DESCRIPTION OF THE TASK →
Will you write out the data exactly, excluding every picture?

SUPPLIED INFORMATION →
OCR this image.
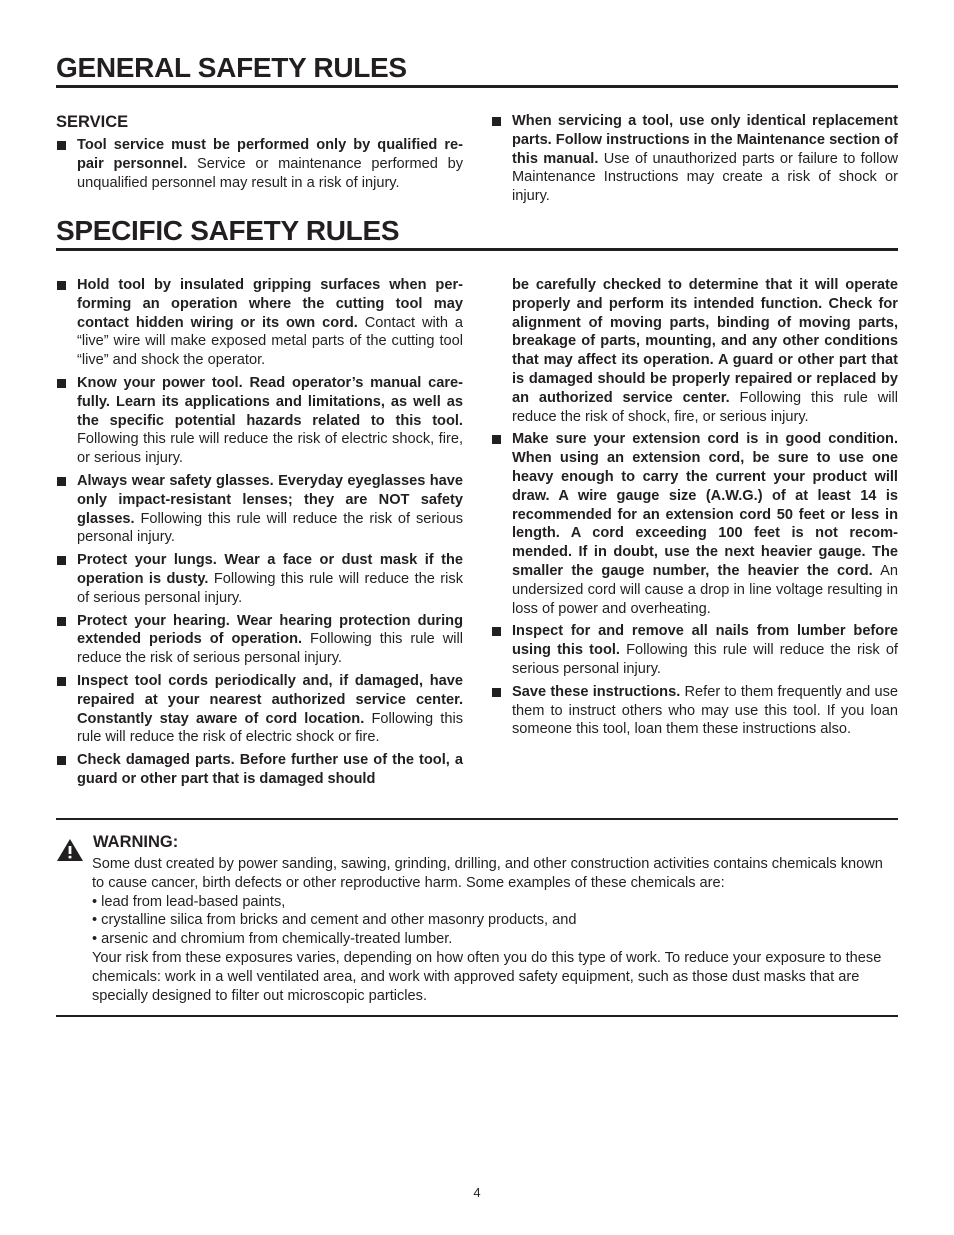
GENERAL SAFETY RULES
SERVICE
Tool service must be performed only by qualified re-pair personnel. Service or maintenance performed by unqualified personnel may result in a risk of injury.
When servicing a tool, use only identical replacement parts. Follow instructions in the Maintenance section of this manual. Use of unauthorized parts or failure to follow Maintenance Instructions may create a risk of shock or injury.
SPECIFIC SAFETY RULES
Hold tool by insulated gripping surfaces when per-forming an operation where the cutting tool may contact hidden wiring or its own cord. Contact with a “live” wire will make exposed metal parts of the cutting tool “live” and shock the operator.
Know your power tool. Read operator’s manual care-fully. Learn its applications and limitations, as well as the specific potential hazards related to this tool. Following this rule will reduce the risk of electric shock, fire, or serious injury.
Always wear safety glasses. Everyday eyeglasses have only impact-resistant lenses; they are NOT safety glasses. Following this rule will reduce the risk of serious personal injury.
Protect your lungs. Wear a face or dust mask if the operation is dusty. Following this rule will reduce the risk of serious personal injury.
Protect your hearing. Wear hearing protection during extended periods of operation. Following this rule will reduce the risk of serious personal injury.
Inspect tool cords periodically and, if damaged, have repaired at your nearest authorized service center. Constantly stay aware of cord location. Following this rule will reduce the risk of electric shock or fire.
Check damaged parts. Before further use of the tool, a guard or other part that is damaged should
be carefully checked to determine that it will operate properly and perform its intended function. Check for alignment of moving parts, binding of moving parts, breakage of parts, mounting, and any other conditions that may affect its operation. A guard or other part that is damaged should be properly repaired or replaced by an authorized service center. Following this rule will reduce the risk of shock, fire, or serious injury.
Make sure your extension cord is in good condition. When using an extension cord, be sure to use one heavy enough to carry the current your product will draw. A wire gauge size (A.W.G.) of at least 14 is recommended for an extension cord 50 feet or less in length. A cord exceeding 100 feet is not recom-mended. If in doubt, use the next heavier gauge. The smaller the gauge number, the heavier the cord. An undersized cord will cause a drop in line voltage resulting in loss of power and overheating.
Inspect for and remove all nails from lumber before using this tool. Following this rule will reduce the risk of serious personal injury.
Save these instructions. Refer to them frequently and use them to instruct others who may use this tool. If you loan someone this tool, loan them these instructions also.
WARNING:

Some dust created by power sanding, sawing, grinding, drilling, and other construction activities contains chemicals known to cause cancer, birth defects or other reproductive harm. Some examples of these chemicals are:

• lead from lead-based paints,

• crystalline silica from bricks and cement and other masonry products, and

• arsenic and chromium from chemically-treated lumber.

Your risk from these exposures varies, depending on how often you do this type of work. To reduce your exposure to these chemicals: work in a well ventilated area, and work with approved safety equipment, such as those dust masks that are specially designed to filter out microscopic particles.

4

RESPONSE →
OCR this image.
GENERAL SAFETY RULES
SERVICE
Tool service must be performed only by qualified re-pair personnel. Service or maintenance performed by unqualified personnel may result in a risk of injury.
When servicing a tool, use only identical replacement parts. Follow instructions in the Maintenance section of this manual. Use of unauthorized parts or failure to follow Maintenance Instructions may create a risk of shock or injury.
SPECIFIC SAFETY RULES
Hold tool by insulated gripping surfaces when per-forming an operation where the cutting tool may contact hidden wiring or its own cord. Contact with a “live” wire will make exposed metal parts of the cutting tool “live” and shock the operator.
Know your power tool. Read operator’s manual care-fully. Learn its applications and limitations, as well as the specific potential hazards related to this tool. Following this rule will reduce the risk of electric shock, fire, or serious injury.
Always wear safety glasses. Everyday eyeglasses have only impact-resistant lenses; they are NOT safety glasses. Following this rule will reduce the risk of serious personal injury.
Protect your lungs. Wear a face or dust mask if the operation is dusty. Following this rule will reduce the risk of serious personal injury.
Protect your hearing. Wear hearing protection during extended periods of operation. Following this rule will reduce the risk of serious personal injury.
Inspect tool cords periodically and, if damaged, have repaired at your nearest authorized service center. Constantly stay aware of cord location. Following this rule will reduce the risk of electric shock or fire.
Check damaged parts. Before further use of the tool, a guard or other part that is damaged should
be carefully checked to determine that it will operate properly and perform its intended function. Check for alignment of moving parts, binding of moving parts, breakage of parts, mounting, and any other conditions that may affect its operation. A guard or other part that is damaged should be properly repaired or replaced by an authorized service center. Following this rule will reduce the risk of shock, fire, or serious injury.
Make sure your extension cord is in good condition. When using an extension cord, be sure to use one heavy enough to carry the current your product will draw. A wire gauge size (A.W.G.) of at least 14 is recommended for an extension cord 50 feet or less in length. A cord exceeding 100 feet is not recom-mended. If in doubt, use the next heavier gauge. The smaller the gauge number, the heavier the cord. An undersized cord will cause a drop in line voltage resulting in loss of power and overheating.
Inspect for and remove all nails from lumber before using this tool. Following this rule will reduce the risk of serious personal injury.
Save these instructions. Refer to them frequently and use them to instruct others who may use this tool. If you loan someone this tool, loan them these instructions also.
WARNING:

Some dust created by power sanding, sawing, grinding, drilling, and other construction activities contains chemicals known to cause cancer, birth defects or other reproductive harm. Some examples of these chemicals are:

• lead from lead-based paints,

• crystalline silica from bricks and cement and other masonry products, and

• arsenic and chromium from chemically-treated lumber.

Your risk from these exposures varies, depending on how often you do this type of work. To reduce your exposure to these chemicals: work in a well ventilated area, and work with approved safety equipment, such as those dust masks that are specially designed to filter out microscopic particles.

4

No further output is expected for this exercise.